• PROBLEM TO WORK ON: Exactly as written, quote every line that follows, skipping the images.

(Figure record listings)
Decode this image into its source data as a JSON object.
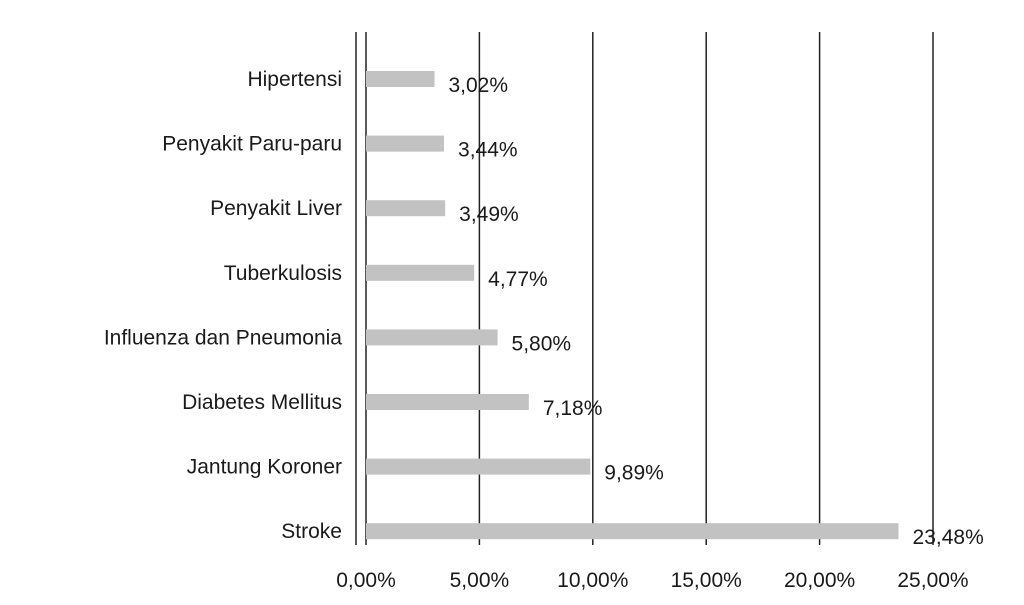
{
  "chart_data": {
    "type": "bar",
    "orientation": "horizontal",
    "categories": [
      "Hipertensi",
      "Penyakit Paru-paru",
      "Penyakit Liver",
      "Tuberkulosis",
      "Influenza dan Pneumonia",
      "Diabetes Mellitus",
      "Jantung Koroner",
      "Stroke"
    ],
    "values": [
      3.02,
      3.44,
      3.49,
      4.77,
      5.8,
      7.18,
      9.89,
      23.48
    ],
    "value_labels": [
      "3,02%",
      "3,44%",
      "3,49%",
      "4,77%",
      "5,80%",
      "7,18%",
      "9,89%",
      "23,48%"
    ],
    "x_ticks": [
      0,
      5,
      10,
      15,
      20,
      25
    ],
    "x_tick_labels": [
      "0,00%",
      "5,00%",
      "10,00%",
      "15,00%",
      "20,00%",
      "25,00%"
    ],
    "xlim": [
      0,
      25
    ],
    "title": "",
    "xlabel": "",
    "ylabel": "",
    "grid": "vertical",
    "legend": "none",
    "bar_color": "#c2c2c2",
    "grid_color": "#222222"
  }
}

• EXERCISE SOLUTION:
Decode this image into its source data as a JSON object.
{
  "chart_data": {
    "type": "bar",
    "orientation": "horizontal",
    "categories": [
      "Hipertensi",
      "Penyakit Paru-paru",
      "Penyakit Liver",
      "Tuberkulosis",
      "Influenza dan Pneumonia",
      "Diabetes Mellitus",
      "Jantung Koroner",
      "Stroke"
    ],
    "values": [
      3.02,
      3.44,
      3.49,
      4.77,
      5.8,
      7.18,
      9.89,
      23.48
    ],
    "value_labels": [
      "3,02%",
      "3,44%",
      "3,49%",
      "4,77%",
      "5,80%",
      "7,18%",
      "9,89%",
      "23,48%"
    ],
    "x_ticks": [
      0,
      5,
      10,
      15,
      20,
      25
    ],
    "x_tick_labels": [
      "0,00%",
      "5,00%",
      "10,00%",
      "15,00%",
      "20,00%",
      "25,00%"
    ],
    "xlim": [
      0,
      25
    ],
    "title": "",
    "xlabel": "",
    "ylabel": "",
    "grid": "vertical",
    "legend": "none",
    "bar_color": "#c2c2c2",
    "grid_color": "#222222"
  }
}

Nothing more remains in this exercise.